[WHAT YOU NEED TO DO]: Repeat the lines that follow, leaving nothing out.
+++
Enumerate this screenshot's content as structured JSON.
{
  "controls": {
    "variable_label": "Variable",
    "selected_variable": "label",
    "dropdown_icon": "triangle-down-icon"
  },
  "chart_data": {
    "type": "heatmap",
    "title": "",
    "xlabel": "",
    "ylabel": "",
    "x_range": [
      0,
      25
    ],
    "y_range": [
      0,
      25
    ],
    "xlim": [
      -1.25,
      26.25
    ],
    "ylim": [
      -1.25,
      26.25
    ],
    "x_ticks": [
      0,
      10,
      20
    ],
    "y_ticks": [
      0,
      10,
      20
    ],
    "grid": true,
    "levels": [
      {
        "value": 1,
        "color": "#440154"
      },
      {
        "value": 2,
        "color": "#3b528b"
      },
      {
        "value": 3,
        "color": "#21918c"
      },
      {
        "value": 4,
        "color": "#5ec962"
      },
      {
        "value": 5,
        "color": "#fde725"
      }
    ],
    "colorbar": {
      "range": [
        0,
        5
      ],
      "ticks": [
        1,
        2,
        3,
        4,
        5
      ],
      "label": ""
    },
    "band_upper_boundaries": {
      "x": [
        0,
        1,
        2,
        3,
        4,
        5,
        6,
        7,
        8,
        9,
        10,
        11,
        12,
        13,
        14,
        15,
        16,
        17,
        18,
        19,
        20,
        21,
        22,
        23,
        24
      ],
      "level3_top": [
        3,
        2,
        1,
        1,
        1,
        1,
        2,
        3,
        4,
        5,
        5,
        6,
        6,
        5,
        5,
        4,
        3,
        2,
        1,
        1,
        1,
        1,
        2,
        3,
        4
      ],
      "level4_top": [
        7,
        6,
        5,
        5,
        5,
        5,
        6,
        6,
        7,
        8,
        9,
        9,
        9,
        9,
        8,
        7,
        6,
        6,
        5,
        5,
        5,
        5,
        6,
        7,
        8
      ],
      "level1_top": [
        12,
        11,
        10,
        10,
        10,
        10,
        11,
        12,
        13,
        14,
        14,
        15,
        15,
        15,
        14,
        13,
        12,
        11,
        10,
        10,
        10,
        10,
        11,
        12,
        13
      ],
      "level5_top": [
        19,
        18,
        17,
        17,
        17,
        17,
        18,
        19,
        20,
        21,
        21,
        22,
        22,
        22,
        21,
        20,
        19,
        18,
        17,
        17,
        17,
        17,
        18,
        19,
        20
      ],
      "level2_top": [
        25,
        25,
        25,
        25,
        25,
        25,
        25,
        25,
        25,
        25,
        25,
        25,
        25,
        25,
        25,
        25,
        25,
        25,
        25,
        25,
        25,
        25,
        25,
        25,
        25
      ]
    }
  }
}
+++
[RESPONSE TO THIS TASK]:
Enumerate this screenshot's content as structured JSON.
{
  "controls": {
    "variable_label": "Variable",
    "selected_variable": "label",
    "dropdown_icon": "triangle-down-icon"
  },
  "chart_data": {
    "type": "heatmap",
    "title": "",
    "xlabel": "",
    "ylabel": "",
    "x_range": [
      0,
      25
    ],
    "y_range": [
      0,
      25
    ],
    "xlim": [
      -1.25,
      26.25
    ],
    "ylim": [
      -1.25,
      26.25
    ],
    "x_ticks": [
      0,
      10,
      20
    ],
    "y_ticks": [
      0,
      10,
      20
    ],
    "grid": true,
    "levels": [
      {
        "value": 1,
        "color": "#440154"
      },
      {
        "value": 2,
        "color": "#3b528b"
      },
      {
        "value": 3,
        "color": "#21918c"
      },
      {
        "value": 4,
        "color": "#5ec962"
      },
      {
        "value": 5,
        "color": "#fde725"
      }
    ],
    "colorbar": {
      "range": [
        0,
        5
      ],
      "ticks": [
        1,
        2,
        3,
        4,
        5
      ],
      "label": ""
    },
    "band_upper_boundaries": {
      "x": [
        0,
        1,
        2,
        3,
        4,
        5,
        6,
        7,
        8,
        9,
        10,
        11,
        12,
        13,
        14,
        15,
        16,
        17,
        18,
        19,
        20,
        21,
        22,
        23,
        24
      ],
      "level3_top": [
        3,
        2,
        1,
        1,
        1,
        1,
        2,
        3,
        4,
        5,
        5,
        6,
        6,
        5,
        5,
        4,
        3,
        2,
        1,
        1,
        1,
        1,
        2,
        3,
        4
      ],
      "level4_top": [
        7,
        6,
        5,
        5,
        5,
        5,
        6,
        6,
        7,
        8,
        9,
        9,
        9,
        9,
        8,
        7,
        6,
        6,
        5,
        5,
        5,
        5,
        6,
        7,
        8
      ],
      "level1_top": [
        12,
        11,
        10,
        10,
        10,
        10,
        11,
        12,
        13,
        14,
        14,
        15,
        15,
        15,
        14,
        13,
        12,
        11,
        10,
        10,
        10,
        10,
        11,
        12,
        13
      ],
      "level5_top": [
        19,
        18,
        17,
        17,
        17,
        17,
        18,
        19,
        20,
        21,
        21,
        22,
        22,
        22,
        21,
        20,
        19,
        18,
        17,
        17,
        17,
        17,
        18,
        19,
        20
      ],
      "level2_top": [
        25,
        25,
        25,
        25,
        25,
        25,
        25,
        25,
        25,
        25,
        25,
        25,
        25,
        25,
        25,
        25,
        25,
        25,
        25,
        25,
        25,
        25,
        25,
        25,
        25
      ]
    }
  }
}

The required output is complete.